=== Begin Enclosure ===
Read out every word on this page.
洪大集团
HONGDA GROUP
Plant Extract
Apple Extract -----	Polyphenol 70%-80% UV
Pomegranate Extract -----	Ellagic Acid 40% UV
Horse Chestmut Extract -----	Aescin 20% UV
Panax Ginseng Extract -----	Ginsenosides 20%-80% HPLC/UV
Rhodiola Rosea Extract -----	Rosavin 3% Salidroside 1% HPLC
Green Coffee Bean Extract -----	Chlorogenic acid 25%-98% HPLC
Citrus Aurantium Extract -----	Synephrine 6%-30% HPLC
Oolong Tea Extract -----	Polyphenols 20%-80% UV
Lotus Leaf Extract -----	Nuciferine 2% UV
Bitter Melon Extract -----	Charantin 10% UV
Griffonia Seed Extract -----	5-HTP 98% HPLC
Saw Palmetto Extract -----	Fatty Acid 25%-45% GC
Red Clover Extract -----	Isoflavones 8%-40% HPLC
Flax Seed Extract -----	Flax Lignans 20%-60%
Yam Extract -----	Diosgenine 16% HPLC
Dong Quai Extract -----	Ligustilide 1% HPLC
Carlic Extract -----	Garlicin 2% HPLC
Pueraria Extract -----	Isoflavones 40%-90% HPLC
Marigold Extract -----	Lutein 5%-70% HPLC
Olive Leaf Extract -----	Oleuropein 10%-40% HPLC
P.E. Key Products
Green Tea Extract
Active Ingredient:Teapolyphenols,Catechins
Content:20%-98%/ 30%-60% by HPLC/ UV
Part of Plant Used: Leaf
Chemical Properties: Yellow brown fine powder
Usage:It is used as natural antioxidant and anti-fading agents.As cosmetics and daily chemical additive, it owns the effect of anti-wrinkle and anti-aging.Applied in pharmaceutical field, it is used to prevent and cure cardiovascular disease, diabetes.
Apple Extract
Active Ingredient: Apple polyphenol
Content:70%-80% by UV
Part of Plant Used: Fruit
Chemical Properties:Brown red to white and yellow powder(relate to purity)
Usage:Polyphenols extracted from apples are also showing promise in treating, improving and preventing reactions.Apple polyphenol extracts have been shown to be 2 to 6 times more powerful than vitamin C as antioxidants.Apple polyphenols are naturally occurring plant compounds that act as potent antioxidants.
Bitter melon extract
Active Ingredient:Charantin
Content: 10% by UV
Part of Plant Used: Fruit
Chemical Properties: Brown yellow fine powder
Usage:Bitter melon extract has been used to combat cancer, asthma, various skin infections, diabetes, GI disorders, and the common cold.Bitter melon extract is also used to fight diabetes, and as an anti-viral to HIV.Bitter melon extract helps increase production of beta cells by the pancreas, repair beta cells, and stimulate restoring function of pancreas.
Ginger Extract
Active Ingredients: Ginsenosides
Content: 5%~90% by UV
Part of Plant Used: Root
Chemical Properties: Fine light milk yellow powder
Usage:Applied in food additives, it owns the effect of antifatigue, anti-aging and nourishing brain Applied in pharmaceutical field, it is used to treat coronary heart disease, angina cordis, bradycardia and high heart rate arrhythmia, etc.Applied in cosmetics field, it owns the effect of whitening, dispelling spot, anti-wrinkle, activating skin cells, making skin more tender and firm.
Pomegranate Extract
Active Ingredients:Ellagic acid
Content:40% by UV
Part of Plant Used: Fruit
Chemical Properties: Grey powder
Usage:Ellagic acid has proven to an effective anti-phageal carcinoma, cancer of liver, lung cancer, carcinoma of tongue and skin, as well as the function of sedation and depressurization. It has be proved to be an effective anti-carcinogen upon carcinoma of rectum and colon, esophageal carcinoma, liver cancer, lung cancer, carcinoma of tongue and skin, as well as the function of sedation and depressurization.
=== End Enclosure ===
The lines above that hold "Ginsenosides" are the result; show every one of them.

Panax Ginseng Extract -----	Ginsenosides 20%-80% HPLC/UV
Active Ingredients: Ginsenosides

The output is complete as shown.